— start of Supplied records —
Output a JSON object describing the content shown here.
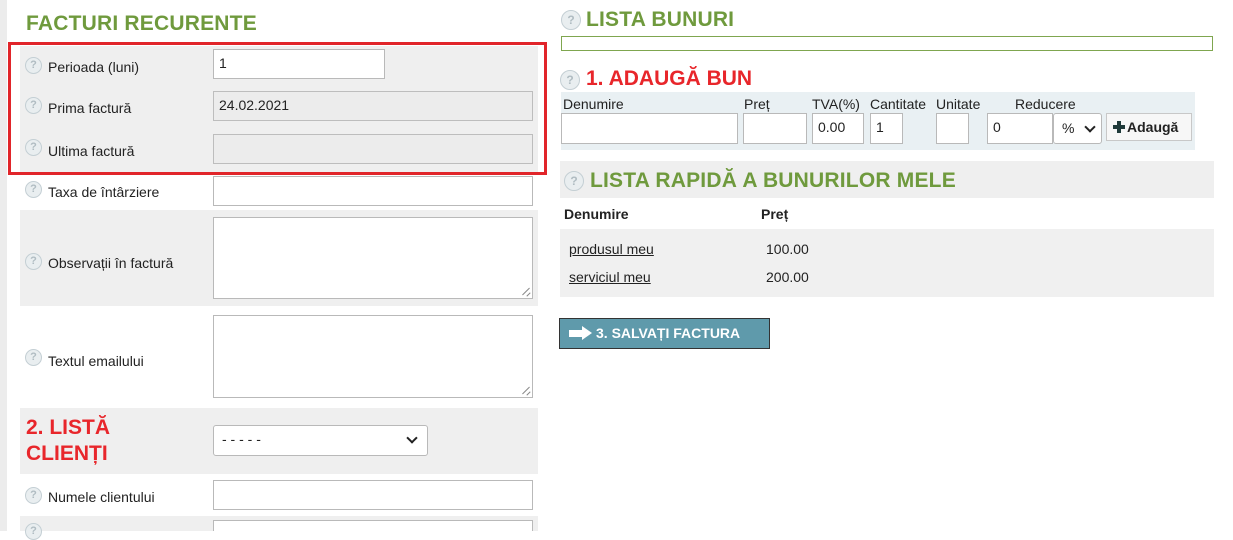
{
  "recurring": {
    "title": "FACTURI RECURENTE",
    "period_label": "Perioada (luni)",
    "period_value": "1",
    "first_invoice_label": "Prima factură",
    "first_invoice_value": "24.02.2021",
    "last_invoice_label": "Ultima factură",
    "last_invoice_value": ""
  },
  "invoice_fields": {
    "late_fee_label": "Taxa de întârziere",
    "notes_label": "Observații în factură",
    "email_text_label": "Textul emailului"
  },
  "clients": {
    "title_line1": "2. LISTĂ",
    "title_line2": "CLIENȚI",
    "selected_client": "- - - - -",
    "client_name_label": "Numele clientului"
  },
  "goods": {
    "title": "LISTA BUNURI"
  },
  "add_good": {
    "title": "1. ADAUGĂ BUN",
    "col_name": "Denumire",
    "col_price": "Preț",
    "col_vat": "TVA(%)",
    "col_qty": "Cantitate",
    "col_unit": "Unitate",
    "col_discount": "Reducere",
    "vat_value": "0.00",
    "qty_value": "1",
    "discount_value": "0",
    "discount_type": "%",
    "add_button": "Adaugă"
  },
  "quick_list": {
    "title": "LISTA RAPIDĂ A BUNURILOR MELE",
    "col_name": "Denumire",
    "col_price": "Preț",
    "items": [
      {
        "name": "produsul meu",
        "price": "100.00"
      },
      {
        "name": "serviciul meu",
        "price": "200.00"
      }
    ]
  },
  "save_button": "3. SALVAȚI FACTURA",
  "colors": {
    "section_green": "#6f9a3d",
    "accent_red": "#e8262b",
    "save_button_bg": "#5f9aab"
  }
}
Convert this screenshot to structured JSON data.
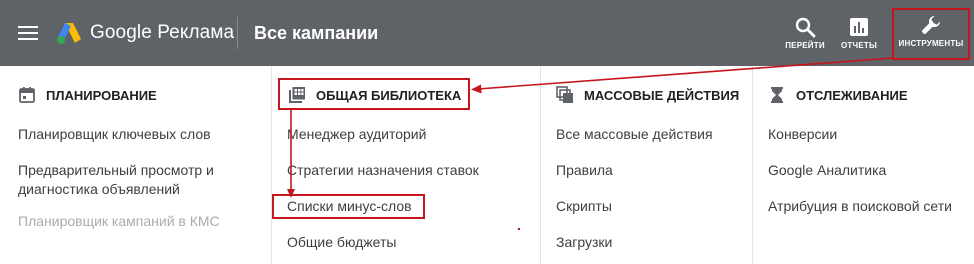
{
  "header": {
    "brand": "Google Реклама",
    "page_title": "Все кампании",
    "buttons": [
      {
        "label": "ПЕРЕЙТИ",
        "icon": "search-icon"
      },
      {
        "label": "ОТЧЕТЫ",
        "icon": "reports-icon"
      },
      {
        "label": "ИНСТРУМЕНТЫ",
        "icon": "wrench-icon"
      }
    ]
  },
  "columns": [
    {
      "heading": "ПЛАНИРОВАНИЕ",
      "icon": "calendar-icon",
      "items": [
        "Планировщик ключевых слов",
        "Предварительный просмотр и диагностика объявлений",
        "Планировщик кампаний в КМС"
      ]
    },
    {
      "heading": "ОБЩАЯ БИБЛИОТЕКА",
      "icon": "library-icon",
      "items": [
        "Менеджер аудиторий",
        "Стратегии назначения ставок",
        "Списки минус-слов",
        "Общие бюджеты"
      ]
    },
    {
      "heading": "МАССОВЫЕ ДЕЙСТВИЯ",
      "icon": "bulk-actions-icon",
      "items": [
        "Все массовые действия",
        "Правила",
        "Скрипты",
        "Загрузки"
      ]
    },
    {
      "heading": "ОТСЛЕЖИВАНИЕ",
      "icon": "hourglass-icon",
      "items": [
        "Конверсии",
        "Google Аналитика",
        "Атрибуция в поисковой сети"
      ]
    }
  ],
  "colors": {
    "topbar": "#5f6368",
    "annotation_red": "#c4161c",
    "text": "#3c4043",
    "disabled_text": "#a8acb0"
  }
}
— end of Supplied records —
— start of Supplied records —
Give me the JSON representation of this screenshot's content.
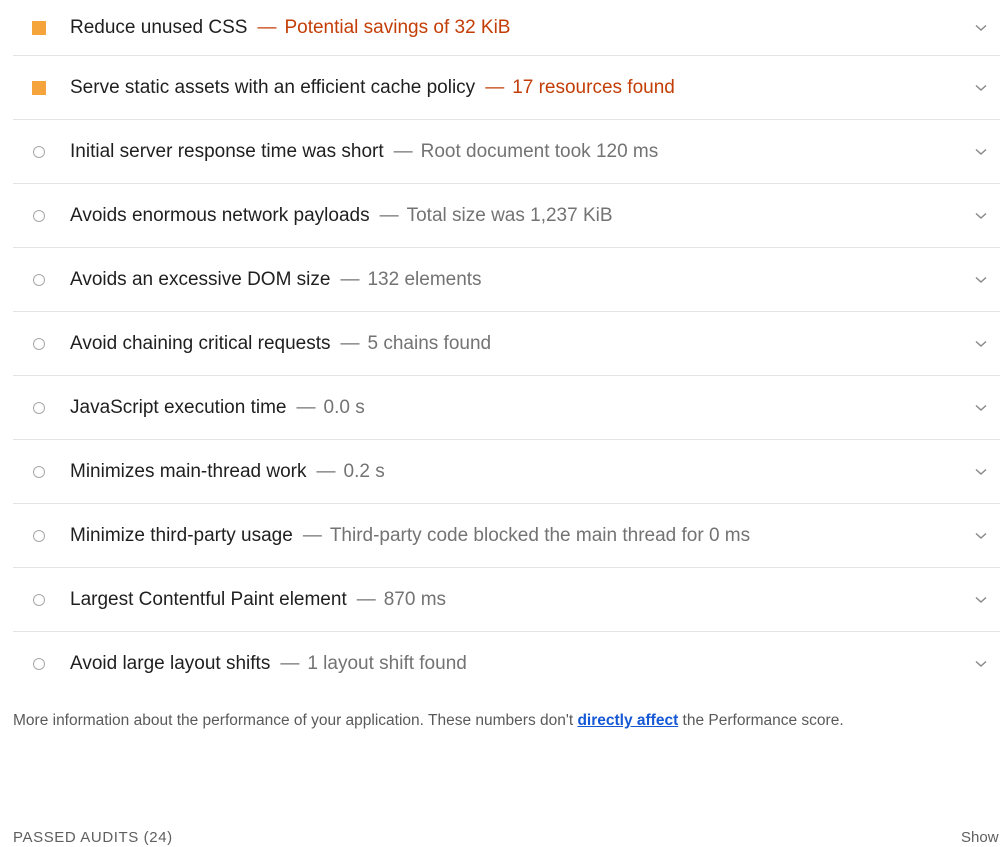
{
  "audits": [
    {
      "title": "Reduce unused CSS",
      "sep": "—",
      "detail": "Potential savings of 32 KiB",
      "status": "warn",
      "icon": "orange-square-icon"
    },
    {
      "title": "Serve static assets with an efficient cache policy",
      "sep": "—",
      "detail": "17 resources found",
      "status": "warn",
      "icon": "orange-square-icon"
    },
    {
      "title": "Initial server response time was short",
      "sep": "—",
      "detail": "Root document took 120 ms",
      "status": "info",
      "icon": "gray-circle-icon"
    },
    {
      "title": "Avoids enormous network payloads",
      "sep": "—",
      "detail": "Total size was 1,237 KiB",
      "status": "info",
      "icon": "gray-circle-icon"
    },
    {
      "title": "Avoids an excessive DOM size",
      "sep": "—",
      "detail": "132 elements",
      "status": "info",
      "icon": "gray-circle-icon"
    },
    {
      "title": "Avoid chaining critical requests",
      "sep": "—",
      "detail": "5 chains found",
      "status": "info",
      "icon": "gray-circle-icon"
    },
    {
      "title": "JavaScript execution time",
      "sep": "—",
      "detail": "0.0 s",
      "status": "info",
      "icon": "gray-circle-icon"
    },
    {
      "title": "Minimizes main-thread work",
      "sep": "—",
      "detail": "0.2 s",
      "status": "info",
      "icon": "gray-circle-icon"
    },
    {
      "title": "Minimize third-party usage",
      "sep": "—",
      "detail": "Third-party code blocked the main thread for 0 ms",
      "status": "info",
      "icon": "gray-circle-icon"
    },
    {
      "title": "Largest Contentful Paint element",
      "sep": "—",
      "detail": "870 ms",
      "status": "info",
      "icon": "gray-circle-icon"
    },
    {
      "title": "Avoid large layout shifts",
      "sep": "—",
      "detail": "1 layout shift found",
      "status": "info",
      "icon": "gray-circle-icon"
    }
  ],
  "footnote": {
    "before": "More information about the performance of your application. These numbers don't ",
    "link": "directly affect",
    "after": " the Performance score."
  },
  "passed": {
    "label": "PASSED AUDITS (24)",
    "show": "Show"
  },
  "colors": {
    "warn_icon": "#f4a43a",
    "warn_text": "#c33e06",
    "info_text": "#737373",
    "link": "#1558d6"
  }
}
— end of Supplied records —
— start of Supplied records —
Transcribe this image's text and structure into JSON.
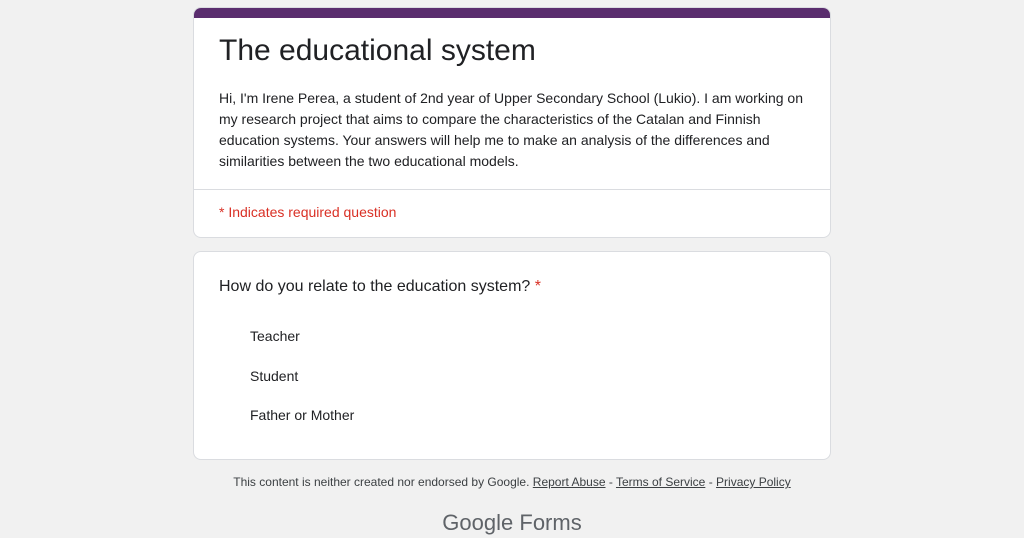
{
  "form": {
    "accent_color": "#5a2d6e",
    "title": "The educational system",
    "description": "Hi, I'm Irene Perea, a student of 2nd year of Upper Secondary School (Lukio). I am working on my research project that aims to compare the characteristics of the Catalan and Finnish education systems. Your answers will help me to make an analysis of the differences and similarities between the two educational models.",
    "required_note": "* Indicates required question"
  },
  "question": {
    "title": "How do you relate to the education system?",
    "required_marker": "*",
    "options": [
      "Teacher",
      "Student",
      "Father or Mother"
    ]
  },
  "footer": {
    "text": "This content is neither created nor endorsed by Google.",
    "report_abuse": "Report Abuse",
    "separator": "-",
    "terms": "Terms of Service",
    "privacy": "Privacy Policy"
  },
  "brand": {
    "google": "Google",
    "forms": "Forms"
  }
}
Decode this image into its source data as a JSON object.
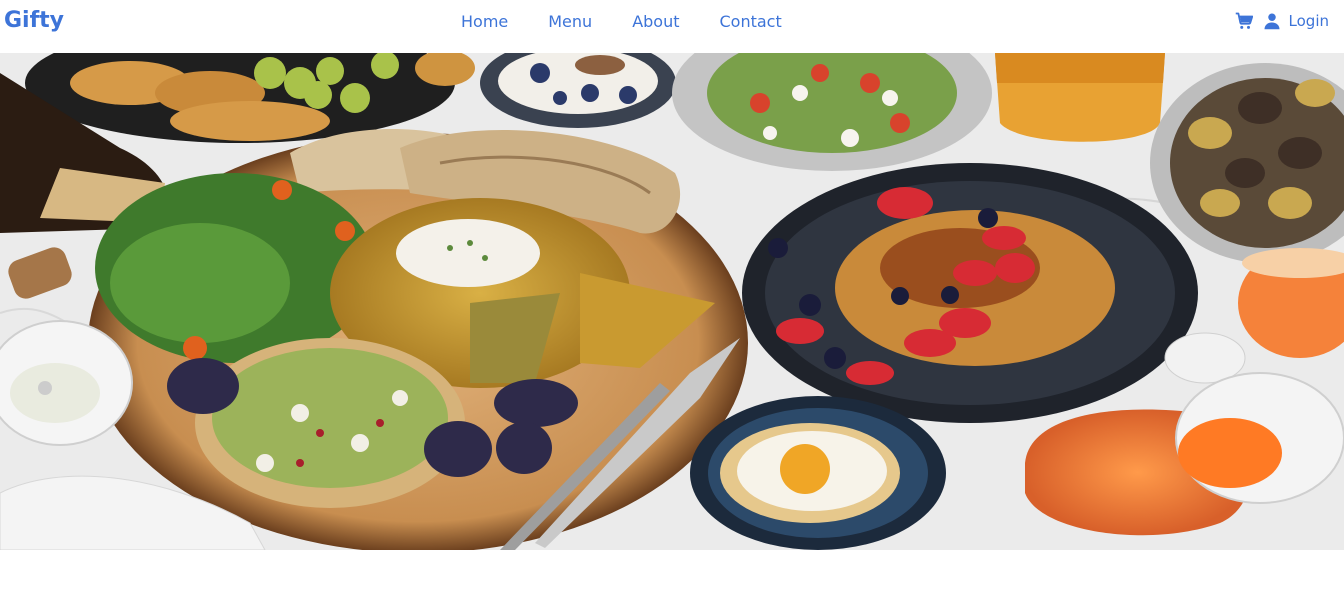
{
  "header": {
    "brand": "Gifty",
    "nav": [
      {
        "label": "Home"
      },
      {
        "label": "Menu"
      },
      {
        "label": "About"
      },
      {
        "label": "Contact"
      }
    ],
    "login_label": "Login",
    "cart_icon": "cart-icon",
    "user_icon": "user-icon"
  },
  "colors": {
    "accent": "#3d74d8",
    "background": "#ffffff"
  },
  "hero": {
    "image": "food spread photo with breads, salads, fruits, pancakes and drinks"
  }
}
— end of Supplied records —
**Your task**: Count how many lines of the material hold the string "found". Give the number and nothing more.

**Task output**: 3